Exercise requirements: From the listing that follows, output everything exactly except the pictures.

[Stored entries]
— BEGIN —

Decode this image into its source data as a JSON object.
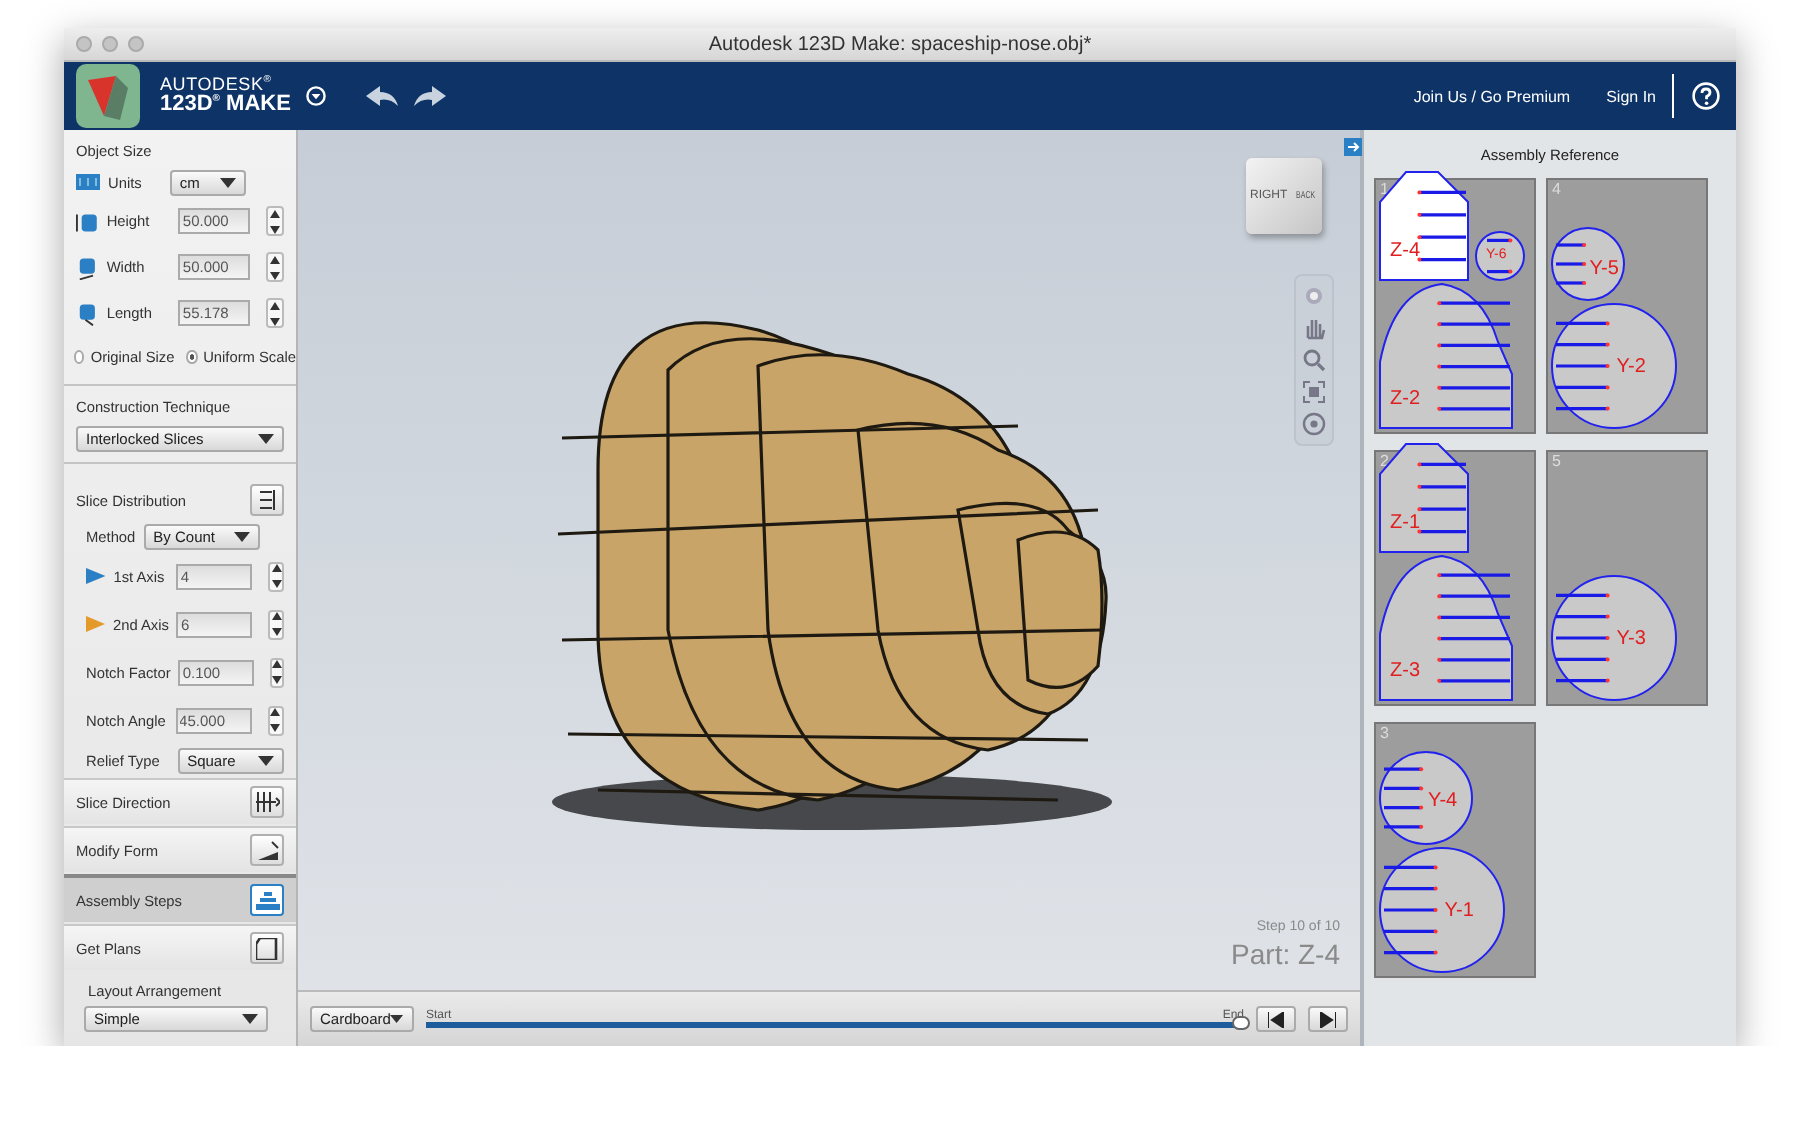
{
  "window": {
    "title": "Autodesk 123D Make: spaceship-nose.obj*"
  },
  "header": {
    "brand": "AUTODESK$^{®}$",
    "product": "123D$^{®}$ MAKE",
    "links": [
      {
        "label": "Join Us / Go Premium"
      },
      {
        "label": "Sign In"
      }
    ]
  },
  "object_size": {
    "title": "Object Size",
    "units": {
      "label": "Units",
      "value": "cm"
    },
    "fields": [
      {
        "label": "Height",
        "value": "50.000",
        "kind": "height"
      },
      {
        "label": "Width",
        "value": "50.000",
        "kind": "width"
      },
      {
        "label": "Length",
        "value": "55.178",
        "kind": "length"
      }
    ],
    "scale_options": [
      {
        "label": "Original Size",
        "selected": false
      },
      {
        "label": "Uniform Scale",
        "selected": true
      }
    ]
  },
  "construction": {
    "title": "Construction Technique",
    "value": "Interlocked Slices"
  },
  "slice_distribution": {
    "title": "Slice Distribution",
    "method": {
      "label": "Method",
      "value": "By Count"
    },
    "fields": [
      {
        "label": "1st Axis",
        "value": "4",
        "kind": "axis-blue"
      },
      {
        "label": "2nd Axis",
        "value": "6",
        "kind": "axis-orange"
      },
      {
        "label": "Notch Factor",
        "value": "0.100",
        "kind": "plain"
      },
      {
        "label": "Notch Angle",
        "value": "45.000",
        "kind": "plain"
      }
    ],
    "relief": {
      "label": "Relief Type",
      "value": "Square"
    }
  },
  "sections": [
    {
      "title": "Slice Direction",
      "kind": "direction",
      "selected": false
    },
    {
      "title": "Modify Form",
      "kind": "form",
      "selected": false
    },
    {
      "title": "Assembly Steps",
      "kind": "steps",
      "selected": true
    },
    {
      "title": "Get Plans",
      "kind": "plans",
      "selected": false
    }
  ],
  "get_plans": {
    "label": "Layout Arrangement",
    "value": "Simple"
  },
  "viewport": {
    "cube_faces": [
      "RIGHT",
      "BACK"
    ],
    "step": "Step 10 of 10",
    "part": "Part: Z-4",
    "material": "Cardboard",
    "timeline": {
      "start": "Start",
      "end": "End",
      "level": 1.0
    }
  },
  "assembly_reference": {
    "title": "Assembly Reference",
    "steps": [
      {
        "number": "1",
        "parts": [
          {
            "label": "Z-4",
            "kind": "dome",
            "selected": true
          },
          {
            "label": "Y-6",
            "kind": "small-circle",
            "selected": false
          },
          {
            "label": "Z-2",
            "kind": "tall-dome",
            "selected": false
          }
        ]
      },
      {
        "number": "4",
        "parts": [
          {
            "label": "Y-5",
            "kind": "medium-circle",
            "selected": false
          },
          {
            "label": "Y-2",
            "kind": "large-circle",
            "selected": false
          }
        ]
      },
      {
        "number": "2",
        "parts": [
          {
            "label": "Z-1",
            "kind": "dome",
            "selected": false
          },
          {
            "label": "Z-3",
            "kind": "tall-dome",
            "selected": false
          }
        ]
      },
      {
        "number": "5",
        "parts": [
          {
            "label": "Y-3",
            "kind": "large-circle",
            "selected": false
          }
        ]
      },
      {
        "number": "3",
        "parts": [
          {
            "label": "Y-4",
            "kind": "half-circle",
            "selected": false
          },
          {
            "label": "Y-1",
            "kind": "large-circle",
            "selected": false
          }
        ]
      }
    ]
  }
}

— END —

Expected answer:
Decode this image into its source data as a JSON object.
{
  "window": {
    "title": "Autodesk 123D Make: spaceship-nose.obj*"
  },
  "header": {
    "brand": "AUTODESK$^{®}$",
    "product": "123D$^{®}$ MAKE",
    "links": [
      {
        "label": "Join Us / Go Premium"
      },
      {
        "label": "Sign In"
      }
    ]
  },
  "object_size": {
    "title": "Object Size",
    "units": {
      "label": "Units",
      "value": "cm"
    },
    "fields": [
      {
        "label": "Height",
        "value": "50.000",
        "kind": "height"
      },
      {
        "label": "Width",
        "value": "50.000",
        "kind": "width"
      },
      {
        "label": "Length",
        "value": "55.178",
        "kind": "length"
      }
    ],
    "scale_options": [
      {
        "label": "Original Size",
        "selected": false
      },
      {
        "label": "Uniform Scale",
        "selected": true
      }
    ]
  },
  "construction": {
    "title": "Construction Technique",
    "value": "Interlocked Slices"
  },
  "slice_distribution": {
    "title": "Slice Distribution",
    "method": {
      "label": "Method",
      "value": "By Count"
    },
    "fields": [
      {
        "label": "1st Axis",
        "value": "4",
        "kind": "axis-blue"
      },
      {
        "label": "2nd Axis",
        "value": "6",
        "kind": "axis-orange"
      },
      {
        "label": "Notch Factor",
        "value": "0.100",
        "kind": "plain"
      },
      {
        "label": "Notch Angle",
        "value": "45.000",
        "kind": "plain"
      }
    ],
    "relief": {
      "label": "Relief Type",
      "value": "Square"
    }
  },
  "sections": [
    {
      "title": "Slice Direction",
      "kind": "direction",
      "selected": false
    },
    {
      "title": "Modify Form",
      "kind": "form",
      "selected": false
    },
    {
      "title": "Assembly Steps",
      "kind": "steps",
      "selected": true
    },
    {
      "title": "Get Plans",
      "kind": "plans",
      "selected": false
    }
  ],
  "get_plans": {
    "label": "Layout Arrangement",
    "value": "Simple"
  },
  "viewport": {
    "cube_faces": [
      "RIGHT",
      "BACK"
    ],
    "step": "Step 10 of 10",
    "part": "Part: Z-4",
    "material": "Cardboard",
    "timeline": {
      "start": "Start",
      "end": "End",
      "level": 1.0
    }
  },
  "assembly_reference": {
    "title": "Assembly Reference",
    "steps": [
      {
        "number": "1",
        "parts": [
          {
            "label": "Z-4",
            "kind": "dome",
            "selected": true
          },
          {
            "label": "Y-6",
            "kind": "small-circle",
            "selected": false
          },
          {
            "label": "Z-2",
            "kind": "tall-dome",
            "selected": false
          }
        ]
      },
      {
        "number": "4",
        "parts": [
          {
            "label": "Y-5",
            "kind": "medium-circle",
            "selected": false
          },
          {
            "label": "Y-2",
            "kind": "large-circle",
            "selected": false
          }
        ]
      },
      {
        "number": "2",
        "parts": [
          {
            "label": "Z-1",
            "kind": "dome",
            "selected": false
          },
          {
            "label": "Z-3",
            "kind": "tall-dome",
            "selected": false
          }
        ]
      },
      {
        "number": "5",
        "parts": [
          {
            "label": "Y-3",
            "kind": "large-circle",
            "selected": false
          }
        ]
      },
      {
        "number": "3",
        "parts": [
          {
            "label": "Y-4",
            "kind": "half-circle",
            "selected": false
          },
          {
            "label": "Y-1",
            "kind": "large-circle",
            "selected": false
          }
        ]
      }
    ]
  }
}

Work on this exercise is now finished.